PROBLEM - Provide an exact reproduction of every entry.

Data records
········

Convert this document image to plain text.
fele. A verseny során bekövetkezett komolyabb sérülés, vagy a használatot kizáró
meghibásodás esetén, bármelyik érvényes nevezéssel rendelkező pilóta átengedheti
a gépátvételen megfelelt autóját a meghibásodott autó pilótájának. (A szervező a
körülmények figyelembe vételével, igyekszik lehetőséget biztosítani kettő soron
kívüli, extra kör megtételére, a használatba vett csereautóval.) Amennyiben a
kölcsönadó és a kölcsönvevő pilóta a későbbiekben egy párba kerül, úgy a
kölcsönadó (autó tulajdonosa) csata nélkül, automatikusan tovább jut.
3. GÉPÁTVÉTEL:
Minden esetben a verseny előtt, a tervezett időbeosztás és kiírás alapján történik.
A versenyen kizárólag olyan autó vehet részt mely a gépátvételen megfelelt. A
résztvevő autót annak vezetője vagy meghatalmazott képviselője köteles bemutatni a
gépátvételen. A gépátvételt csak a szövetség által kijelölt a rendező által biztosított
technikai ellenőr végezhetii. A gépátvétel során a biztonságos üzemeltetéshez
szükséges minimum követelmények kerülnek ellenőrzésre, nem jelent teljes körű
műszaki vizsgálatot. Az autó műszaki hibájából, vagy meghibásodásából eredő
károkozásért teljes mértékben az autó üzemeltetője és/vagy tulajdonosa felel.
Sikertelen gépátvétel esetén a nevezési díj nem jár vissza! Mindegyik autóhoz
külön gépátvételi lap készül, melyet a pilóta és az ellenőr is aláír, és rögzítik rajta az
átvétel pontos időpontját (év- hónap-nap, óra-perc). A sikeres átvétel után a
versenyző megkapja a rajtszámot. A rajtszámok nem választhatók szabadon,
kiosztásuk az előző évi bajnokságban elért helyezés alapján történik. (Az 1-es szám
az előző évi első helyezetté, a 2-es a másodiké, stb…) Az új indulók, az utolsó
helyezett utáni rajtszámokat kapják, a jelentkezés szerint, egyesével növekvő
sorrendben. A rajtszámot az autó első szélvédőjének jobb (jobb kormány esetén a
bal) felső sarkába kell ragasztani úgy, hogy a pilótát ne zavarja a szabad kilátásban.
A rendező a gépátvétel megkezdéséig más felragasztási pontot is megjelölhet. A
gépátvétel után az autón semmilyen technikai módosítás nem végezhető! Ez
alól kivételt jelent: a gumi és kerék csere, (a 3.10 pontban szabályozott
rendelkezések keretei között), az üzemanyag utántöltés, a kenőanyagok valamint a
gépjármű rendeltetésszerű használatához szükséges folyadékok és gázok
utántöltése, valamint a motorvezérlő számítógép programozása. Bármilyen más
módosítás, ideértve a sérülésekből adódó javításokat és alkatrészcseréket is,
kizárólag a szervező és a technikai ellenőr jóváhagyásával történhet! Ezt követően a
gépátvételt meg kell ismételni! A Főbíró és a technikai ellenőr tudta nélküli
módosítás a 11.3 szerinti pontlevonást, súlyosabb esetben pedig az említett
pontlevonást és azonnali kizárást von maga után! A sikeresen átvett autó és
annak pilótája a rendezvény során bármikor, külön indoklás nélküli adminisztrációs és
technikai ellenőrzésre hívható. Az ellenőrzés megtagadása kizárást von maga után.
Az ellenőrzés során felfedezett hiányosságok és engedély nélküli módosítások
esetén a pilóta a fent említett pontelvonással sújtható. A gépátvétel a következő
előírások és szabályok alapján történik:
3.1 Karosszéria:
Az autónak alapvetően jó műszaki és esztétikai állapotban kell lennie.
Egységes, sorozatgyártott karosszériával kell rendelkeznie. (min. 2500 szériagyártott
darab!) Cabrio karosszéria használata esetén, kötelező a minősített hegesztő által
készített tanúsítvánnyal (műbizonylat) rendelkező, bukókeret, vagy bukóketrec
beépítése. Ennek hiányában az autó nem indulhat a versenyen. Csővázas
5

········

RESPONSE -
Convert this document image to plain text.
fele. A verseny során bekövetkezett komolyabb sérülés, vagy a használatot kizáró
meghibásodás esetén, bármelyik érvényes nevezéssel rendelkező pilóta átengedheti
a gépátvételen megfelelt autóját a meghibásodott autó pilótájának. (A szervező a
körülmények figyelembe vételével, igyekszik lehetőséget biztosítani kettő soron
kívüli, extra kör megtételére, a használatba vett csereautóval.) Amennyiben a
kölcsönadó és a kölcsönvevő pilóta a későbbiekben egy párba kerül, úgy a
kölcsönadó (autó tulajdonosa) csata nélkül, automatikusan tovább jut.
3. GÉPÁTVÉTEL:
Minden esetben a verseny előtt, a tervezett időbeosztás és kiírás alapján történik.
A versenyen kizárólag olyan autó vehet részt mely a gépátvételen megfelelt. A
résztvevő autót annak vezetője vagy meghatalmazott képviselője köteles bemutatni a
gépátvételen. A gépátvételt csak a szövetség által kijelölt a rendező által biztosított
technikai ellenőr végezhetii. A gépátvétel során a biztonságos üzemeltetéshez
szükséges minimum követelmények kerülnek ellenőrzésre, nem jelent teljes körű
műszaki vizsgálatot. Az autó műszaki hibájából, vagy meghibásodásából eredő
károkozásért teljes mértékben az autó üzemeltetője és/vagy tulajdonosa felel.
Sikertelen gépátvétel esetén a nevezési díj nem jár vissza! Mindegyik autóhoz
külön gépátvételi lap készül, melyet a pilóta és az ellenőr is aláír, és rögzítik rajta az
átvétel pontos időpontját (év- hónap-nap, óra-perc). A sikeres átvétel után a
versenyző megkapja a rajtszámot. A rajtszámok nem választhatók szabadon,
kiosztásuk az előző évi bajnokságban elért helyezés alapján történik. (Az 1-es szám
az előző évi első helyezetté, a 2-es a másodiké, stb…) Az új indulók, az utolsó
helyezett utáni rajtszámokat kapják, a jelentkezés szerint, egyesével növekvő
sorrendben. A rajtszámot az autó első szélvédőjének jobb (jobb kormány esetén a
bal) felső sarkába kell ragasztani úgy, hogy a pilótát ne zavarja a szabad kilátásban.
A rendező a gépátvétel megkezdéséig más felragasztási pontot is megjelölhet. A
gépátvétel után az autón semmilyen technikai módosítás nem végezhető! Ez
alól kivételt jelent: a gumi és kerék csere, (a 3.10 pontban szabályozott
rendelkezések keretei között), az üzemanyag utántöltés, a kenőanyagok valamint a
gépjármű rendeltetésszerű használatához szükséges folyadékok és gázok
utántöltése, valamint a motorvezérlő számítógép programozása. Bármilyen más
módosítás, ideértve a sérülésekből adódó javításokat és alkatrészcseréket is,
kizárólag a szervező és a technikai ellenőr jóváhagyásával történhet! Ezt követően a
gépátvételt meg kell ismételni! A Főbíró és a technikai ellenőr tudta nélküli
módosítás a 11.3 szerinti pontlevonást, súlyosabb esetben pedig az említett
pontlevonást és azonnali kizárást von maga után! A sikeresen átvett autó és
annak pilótája a rendezvény során bármikor, külön indoklás nélküli adminisztrációs és
technikai ellenőrzésre hívható. Az ellenőrzés megtagadása kizárást von maga után.
Az ellenőrzés során felfedezett hiányosságok és engedély nélküli módosítások
esetén a pilóta a fent említett pontelvonással sújtható. A gépátvétel a következő
előírások és szabályok alapján történik:
3.1 Karosszéria:
Az autónak alapvetően jó műszaki és esztétikai állapotban kell lennie.
Egységes, sorozatgyártott karosszériával kell rendelkeznie. (min. 2500 szériagyártott
darab!) Cabrio karosszéria használata esetén, kötelező a minősített hegesztő által
készített tanúsítvánnyal (műbizonylat) rendelkező, bukókeret, vagy bukóketrec
beépítése. Ennek hiányában az autó nem indulhat a versenyen. Csővázas
5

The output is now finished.